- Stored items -

%%

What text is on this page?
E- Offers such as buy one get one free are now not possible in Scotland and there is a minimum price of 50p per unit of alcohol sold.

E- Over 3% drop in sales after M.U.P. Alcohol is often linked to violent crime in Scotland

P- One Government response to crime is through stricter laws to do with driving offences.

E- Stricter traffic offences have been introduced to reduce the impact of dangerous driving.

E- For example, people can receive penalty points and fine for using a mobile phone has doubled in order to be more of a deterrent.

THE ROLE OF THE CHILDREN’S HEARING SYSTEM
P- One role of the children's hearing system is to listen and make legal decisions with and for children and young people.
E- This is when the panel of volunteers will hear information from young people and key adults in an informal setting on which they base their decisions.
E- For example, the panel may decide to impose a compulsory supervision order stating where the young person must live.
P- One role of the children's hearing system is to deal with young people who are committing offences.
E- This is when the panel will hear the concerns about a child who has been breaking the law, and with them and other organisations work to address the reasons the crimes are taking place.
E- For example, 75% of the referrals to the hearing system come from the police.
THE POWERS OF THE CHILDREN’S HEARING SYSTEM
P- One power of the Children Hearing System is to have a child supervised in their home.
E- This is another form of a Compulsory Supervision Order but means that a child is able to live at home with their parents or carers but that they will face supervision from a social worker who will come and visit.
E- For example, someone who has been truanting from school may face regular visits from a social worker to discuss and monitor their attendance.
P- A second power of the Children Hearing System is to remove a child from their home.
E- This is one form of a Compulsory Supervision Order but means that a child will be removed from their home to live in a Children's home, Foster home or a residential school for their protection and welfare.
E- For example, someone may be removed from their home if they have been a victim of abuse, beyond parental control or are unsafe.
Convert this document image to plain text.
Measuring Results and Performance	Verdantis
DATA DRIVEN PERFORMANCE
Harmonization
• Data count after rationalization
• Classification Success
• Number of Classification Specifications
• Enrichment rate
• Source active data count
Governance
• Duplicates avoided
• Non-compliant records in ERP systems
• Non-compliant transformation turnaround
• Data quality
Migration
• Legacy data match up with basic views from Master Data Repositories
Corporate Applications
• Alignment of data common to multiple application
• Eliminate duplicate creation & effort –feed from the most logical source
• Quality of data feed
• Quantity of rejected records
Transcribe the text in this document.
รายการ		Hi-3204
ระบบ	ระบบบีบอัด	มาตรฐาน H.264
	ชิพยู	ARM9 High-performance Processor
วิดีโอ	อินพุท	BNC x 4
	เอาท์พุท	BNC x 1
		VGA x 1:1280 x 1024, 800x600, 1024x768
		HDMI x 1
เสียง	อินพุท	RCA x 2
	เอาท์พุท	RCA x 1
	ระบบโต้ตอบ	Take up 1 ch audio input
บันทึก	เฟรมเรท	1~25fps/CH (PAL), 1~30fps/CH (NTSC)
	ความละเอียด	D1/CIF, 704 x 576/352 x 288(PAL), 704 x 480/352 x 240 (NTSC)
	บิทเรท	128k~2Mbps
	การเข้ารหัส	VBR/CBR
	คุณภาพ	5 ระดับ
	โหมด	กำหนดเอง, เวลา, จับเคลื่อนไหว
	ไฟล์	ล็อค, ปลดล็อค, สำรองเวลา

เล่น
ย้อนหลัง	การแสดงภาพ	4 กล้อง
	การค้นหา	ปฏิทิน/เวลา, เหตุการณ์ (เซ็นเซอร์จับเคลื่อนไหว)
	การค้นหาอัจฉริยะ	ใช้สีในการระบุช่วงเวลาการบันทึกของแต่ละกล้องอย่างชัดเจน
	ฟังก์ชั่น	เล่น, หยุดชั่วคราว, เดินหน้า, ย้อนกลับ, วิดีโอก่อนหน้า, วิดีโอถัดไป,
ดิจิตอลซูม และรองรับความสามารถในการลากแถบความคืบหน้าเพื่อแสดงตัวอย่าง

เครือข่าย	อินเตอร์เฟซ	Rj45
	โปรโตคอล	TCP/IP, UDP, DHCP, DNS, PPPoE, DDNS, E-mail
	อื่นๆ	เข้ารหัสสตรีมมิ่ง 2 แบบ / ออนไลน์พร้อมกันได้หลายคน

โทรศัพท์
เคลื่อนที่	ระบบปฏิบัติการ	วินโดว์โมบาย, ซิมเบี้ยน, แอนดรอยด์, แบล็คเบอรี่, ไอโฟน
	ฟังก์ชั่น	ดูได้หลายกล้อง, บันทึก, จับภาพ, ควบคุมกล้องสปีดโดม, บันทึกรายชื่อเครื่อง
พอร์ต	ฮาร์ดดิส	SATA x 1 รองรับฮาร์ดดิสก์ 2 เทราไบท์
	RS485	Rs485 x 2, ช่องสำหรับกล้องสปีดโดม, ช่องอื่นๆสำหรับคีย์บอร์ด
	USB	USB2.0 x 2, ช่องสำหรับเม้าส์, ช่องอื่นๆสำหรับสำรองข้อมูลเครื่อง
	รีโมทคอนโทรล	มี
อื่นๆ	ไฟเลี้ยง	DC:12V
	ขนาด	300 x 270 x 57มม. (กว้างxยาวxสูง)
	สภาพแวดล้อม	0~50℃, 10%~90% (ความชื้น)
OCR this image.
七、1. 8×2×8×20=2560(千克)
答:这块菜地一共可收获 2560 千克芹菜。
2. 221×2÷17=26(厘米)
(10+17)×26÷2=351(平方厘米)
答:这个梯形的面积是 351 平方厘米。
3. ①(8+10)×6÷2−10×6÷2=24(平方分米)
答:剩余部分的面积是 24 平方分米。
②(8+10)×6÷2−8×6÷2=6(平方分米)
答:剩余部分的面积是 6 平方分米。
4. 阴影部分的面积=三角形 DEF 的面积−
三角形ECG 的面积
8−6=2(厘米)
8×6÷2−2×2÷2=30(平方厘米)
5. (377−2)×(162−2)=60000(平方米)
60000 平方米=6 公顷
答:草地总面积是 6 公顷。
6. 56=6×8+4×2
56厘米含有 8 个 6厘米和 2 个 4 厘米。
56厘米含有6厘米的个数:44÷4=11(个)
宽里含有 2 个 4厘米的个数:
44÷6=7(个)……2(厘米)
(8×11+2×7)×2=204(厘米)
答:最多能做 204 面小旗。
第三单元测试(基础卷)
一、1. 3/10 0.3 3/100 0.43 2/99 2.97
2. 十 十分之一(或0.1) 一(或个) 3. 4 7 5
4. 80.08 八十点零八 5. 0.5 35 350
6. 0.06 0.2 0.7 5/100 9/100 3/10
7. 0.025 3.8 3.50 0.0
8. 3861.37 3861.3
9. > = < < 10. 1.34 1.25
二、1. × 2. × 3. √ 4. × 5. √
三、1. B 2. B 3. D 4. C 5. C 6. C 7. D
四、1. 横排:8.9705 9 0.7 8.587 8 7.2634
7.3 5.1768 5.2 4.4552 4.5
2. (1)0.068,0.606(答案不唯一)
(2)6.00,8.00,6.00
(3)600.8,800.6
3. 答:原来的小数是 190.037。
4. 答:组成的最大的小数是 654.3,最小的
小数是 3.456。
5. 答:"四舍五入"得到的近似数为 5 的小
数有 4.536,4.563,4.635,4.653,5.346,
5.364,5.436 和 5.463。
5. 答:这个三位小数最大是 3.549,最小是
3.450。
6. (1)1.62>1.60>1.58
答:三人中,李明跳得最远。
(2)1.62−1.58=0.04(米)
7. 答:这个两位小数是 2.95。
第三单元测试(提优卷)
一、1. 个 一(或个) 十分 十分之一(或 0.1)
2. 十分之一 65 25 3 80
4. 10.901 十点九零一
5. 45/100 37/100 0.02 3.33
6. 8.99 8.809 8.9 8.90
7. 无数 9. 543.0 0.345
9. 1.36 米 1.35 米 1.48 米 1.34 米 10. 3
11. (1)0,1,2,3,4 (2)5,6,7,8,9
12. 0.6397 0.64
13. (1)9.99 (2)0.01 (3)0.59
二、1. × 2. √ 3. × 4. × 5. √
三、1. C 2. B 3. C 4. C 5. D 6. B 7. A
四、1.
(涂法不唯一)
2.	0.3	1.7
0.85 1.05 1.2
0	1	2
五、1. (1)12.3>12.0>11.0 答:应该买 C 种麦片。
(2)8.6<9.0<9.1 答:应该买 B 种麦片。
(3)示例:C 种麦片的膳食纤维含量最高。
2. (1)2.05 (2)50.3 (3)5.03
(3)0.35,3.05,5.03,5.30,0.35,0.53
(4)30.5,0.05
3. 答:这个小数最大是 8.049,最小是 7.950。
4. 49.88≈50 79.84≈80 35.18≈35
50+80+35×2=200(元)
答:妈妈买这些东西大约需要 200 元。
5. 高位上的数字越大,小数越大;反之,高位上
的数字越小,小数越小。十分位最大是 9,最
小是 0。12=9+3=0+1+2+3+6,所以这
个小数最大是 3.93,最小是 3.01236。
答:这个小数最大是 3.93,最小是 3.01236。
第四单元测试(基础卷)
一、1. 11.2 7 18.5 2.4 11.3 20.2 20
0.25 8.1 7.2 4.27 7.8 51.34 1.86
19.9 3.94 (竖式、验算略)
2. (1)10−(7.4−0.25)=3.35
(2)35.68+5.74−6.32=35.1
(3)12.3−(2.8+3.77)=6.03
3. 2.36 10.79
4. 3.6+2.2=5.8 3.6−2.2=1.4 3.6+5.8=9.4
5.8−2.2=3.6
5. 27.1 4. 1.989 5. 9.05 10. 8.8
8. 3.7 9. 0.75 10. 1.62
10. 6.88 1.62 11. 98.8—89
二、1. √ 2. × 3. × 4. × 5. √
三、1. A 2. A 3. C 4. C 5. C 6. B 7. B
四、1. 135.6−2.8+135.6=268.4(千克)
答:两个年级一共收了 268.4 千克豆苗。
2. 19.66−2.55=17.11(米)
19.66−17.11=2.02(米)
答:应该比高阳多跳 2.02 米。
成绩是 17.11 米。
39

%%

Scan the records for the string "十分之一". Copy each line in which it appears.

2. 十 十分之一(或0.1) 一(或个) 3. 4 7 5
一、1. 个 一(或个) 十分 十分之一(或 0.1)
2. 十分之一 65 25 3 80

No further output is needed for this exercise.